» **Problem details**: Find each line with "PEPE" and copy it.

+---+

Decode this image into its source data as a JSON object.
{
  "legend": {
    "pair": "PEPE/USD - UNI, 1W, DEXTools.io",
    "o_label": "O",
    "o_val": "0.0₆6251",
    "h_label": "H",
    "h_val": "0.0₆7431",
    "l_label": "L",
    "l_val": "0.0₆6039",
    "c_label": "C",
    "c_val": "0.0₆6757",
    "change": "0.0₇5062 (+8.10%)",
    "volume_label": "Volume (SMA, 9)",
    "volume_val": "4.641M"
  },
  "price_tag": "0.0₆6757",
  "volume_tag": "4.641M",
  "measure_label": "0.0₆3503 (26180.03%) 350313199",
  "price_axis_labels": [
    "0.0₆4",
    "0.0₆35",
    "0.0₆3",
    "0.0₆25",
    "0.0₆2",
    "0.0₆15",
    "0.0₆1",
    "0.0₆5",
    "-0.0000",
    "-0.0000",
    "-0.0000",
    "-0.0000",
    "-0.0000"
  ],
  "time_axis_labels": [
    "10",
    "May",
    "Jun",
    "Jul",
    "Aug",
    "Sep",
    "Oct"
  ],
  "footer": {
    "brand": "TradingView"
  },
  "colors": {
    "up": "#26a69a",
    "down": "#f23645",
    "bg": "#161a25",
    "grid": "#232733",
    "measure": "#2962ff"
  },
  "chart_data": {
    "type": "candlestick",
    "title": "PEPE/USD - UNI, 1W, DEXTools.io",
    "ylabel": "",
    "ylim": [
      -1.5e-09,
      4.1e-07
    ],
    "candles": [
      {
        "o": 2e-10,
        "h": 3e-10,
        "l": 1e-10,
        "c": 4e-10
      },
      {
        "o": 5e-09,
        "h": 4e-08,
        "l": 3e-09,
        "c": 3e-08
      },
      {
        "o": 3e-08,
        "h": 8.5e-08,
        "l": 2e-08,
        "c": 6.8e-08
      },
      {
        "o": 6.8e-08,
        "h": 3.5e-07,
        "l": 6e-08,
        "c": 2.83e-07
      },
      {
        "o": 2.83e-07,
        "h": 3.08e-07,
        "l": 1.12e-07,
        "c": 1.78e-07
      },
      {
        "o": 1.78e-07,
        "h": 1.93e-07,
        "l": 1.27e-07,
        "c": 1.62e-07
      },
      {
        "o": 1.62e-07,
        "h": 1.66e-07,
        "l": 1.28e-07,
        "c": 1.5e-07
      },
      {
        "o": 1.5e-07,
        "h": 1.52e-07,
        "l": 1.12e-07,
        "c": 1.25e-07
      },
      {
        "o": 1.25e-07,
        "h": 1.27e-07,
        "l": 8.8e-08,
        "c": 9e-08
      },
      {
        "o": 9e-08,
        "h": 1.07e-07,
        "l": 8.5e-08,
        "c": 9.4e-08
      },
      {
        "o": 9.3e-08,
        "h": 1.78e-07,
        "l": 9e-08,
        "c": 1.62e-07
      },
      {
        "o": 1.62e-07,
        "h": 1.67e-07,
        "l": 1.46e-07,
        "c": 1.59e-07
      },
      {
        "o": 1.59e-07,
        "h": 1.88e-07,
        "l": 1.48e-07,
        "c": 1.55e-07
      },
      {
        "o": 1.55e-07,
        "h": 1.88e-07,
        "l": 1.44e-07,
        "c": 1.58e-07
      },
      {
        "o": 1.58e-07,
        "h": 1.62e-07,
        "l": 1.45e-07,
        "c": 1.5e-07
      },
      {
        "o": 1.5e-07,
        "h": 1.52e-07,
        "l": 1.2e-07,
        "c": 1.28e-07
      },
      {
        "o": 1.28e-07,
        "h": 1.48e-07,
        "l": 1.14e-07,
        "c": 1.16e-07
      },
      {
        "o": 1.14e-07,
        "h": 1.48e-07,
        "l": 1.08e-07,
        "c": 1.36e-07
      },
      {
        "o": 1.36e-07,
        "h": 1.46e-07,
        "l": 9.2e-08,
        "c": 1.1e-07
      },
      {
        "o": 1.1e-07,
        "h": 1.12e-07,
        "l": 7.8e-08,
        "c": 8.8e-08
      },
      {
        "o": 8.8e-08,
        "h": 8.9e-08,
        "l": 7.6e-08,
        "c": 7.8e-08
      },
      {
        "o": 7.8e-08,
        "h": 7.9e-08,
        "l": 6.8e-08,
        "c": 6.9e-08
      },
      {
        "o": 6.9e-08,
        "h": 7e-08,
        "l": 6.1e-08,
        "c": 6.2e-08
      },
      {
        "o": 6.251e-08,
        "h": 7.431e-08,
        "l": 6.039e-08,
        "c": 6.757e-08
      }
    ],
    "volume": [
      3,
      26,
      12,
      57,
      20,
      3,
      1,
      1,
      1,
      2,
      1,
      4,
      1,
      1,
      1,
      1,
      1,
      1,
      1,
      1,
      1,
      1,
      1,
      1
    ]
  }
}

+---+

» **Exercise result**:
    "pair": "PEPE/USD - UNI, 1W, DEXTools.io",
    "title": "PEPE/USD - UNI, 1W, DEXTools.io",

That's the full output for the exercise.